◆ **TRAVAIL DEMANDÉ**
Répondez aux questions suivantes à partir de l'extrait sur les réseaux sociaux et les parcours patients :
(a) Combien de personnes se trouvaient dans la salle lors de l'école d'été ?
(b) Environ combien d'entre elles ont tweeté ?
(c) Sous quel angle les parcours patients commencent-ils à être étudiés ?

◆ **EXTRAIT CITÉ**
+++

Quel usage fait-on, en général, d'après ce que tu observes, des réseaux sociaux chez tes collègues et dans le monde des data scientist ? (Même si la réponse n'est pas statistiquement fiable)  
Ce n’est pas tant utilisé que cela. J’ai été surpris de constater que par exemple, sur l’école d’été (400 personnes dans la salle) une vingtaine de personnes aient tweeté.

Les parcours patients commencent à être étudiés, soignés, optimisés, dans le monde hospitalier ou des cliniques, sous l'angle de la satisfaction client : comment faire que le patient suive un parcours fluide, rapide, depuis son accueil jusqu'à la sortie de l’établissement, par exemple. Et qui permette de combiner perception positive de la qualité par le patient et l’optimisation des ressources humaines et financières de l'établissement médical. Ce type de sujet et réflexions peut-il intéresser des chercheurs selon toi ?

+++

◆ **DONNÉES FOURNIES**
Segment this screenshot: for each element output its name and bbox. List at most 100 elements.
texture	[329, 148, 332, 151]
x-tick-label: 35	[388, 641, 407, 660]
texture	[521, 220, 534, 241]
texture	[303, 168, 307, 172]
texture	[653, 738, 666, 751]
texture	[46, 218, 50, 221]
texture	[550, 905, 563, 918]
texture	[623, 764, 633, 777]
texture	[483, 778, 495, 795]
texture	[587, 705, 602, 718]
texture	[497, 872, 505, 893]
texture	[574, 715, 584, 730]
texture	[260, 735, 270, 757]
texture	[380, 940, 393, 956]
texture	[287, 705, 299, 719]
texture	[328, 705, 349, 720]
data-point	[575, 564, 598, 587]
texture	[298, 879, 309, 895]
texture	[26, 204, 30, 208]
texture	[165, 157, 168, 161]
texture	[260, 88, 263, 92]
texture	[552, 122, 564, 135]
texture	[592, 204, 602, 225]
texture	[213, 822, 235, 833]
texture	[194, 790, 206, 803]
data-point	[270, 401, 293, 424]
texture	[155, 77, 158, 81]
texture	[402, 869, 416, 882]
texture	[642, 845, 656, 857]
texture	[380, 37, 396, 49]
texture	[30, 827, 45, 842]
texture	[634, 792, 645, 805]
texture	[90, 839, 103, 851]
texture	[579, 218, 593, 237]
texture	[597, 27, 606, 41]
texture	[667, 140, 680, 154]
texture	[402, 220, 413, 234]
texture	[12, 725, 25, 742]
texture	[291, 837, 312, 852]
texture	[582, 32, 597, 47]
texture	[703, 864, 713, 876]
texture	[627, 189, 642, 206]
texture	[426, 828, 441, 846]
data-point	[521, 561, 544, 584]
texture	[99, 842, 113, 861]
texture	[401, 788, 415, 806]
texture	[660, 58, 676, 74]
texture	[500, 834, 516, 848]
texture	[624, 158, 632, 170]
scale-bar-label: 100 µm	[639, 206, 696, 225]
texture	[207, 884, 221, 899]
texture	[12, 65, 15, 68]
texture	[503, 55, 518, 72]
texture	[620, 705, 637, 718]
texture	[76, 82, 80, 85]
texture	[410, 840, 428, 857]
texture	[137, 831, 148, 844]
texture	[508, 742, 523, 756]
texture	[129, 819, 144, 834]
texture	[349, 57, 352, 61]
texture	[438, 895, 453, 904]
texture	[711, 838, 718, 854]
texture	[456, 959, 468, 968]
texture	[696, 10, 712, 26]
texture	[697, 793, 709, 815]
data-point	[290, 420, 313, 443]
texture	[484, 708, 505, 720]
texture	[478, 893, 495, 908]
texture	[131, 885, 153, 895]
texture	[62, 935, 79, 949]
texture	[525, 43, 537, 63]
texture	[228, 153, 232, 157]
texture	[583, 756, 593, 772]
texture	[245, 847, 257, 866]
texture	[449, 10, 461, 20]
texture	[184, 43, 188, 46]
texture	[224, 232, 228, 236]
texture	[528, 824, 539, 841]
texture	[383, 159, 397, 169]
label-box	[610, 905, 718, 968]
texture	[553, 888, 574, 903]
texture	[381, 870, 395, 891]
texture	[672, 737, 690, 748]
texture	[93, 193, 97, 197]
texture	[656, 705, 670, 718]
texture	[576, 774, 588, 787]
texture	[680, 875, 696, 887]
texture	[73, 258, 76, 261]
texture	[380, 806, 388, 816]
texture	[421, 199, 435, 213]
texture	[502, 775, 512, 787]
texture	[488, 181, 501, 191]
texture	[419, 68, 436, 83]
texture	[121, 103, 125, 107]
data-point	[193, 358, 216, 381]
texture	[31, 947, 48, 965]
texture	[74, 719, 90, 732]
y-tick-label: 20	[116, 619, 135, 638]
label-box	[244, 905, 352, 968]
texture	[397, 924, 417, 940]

+++

◆ **RÉPONSE RÉDIGÉE**
(a) 400 personnes.
(b) Une vingtaine.
(c) Sous l'angle de la satisfaction client.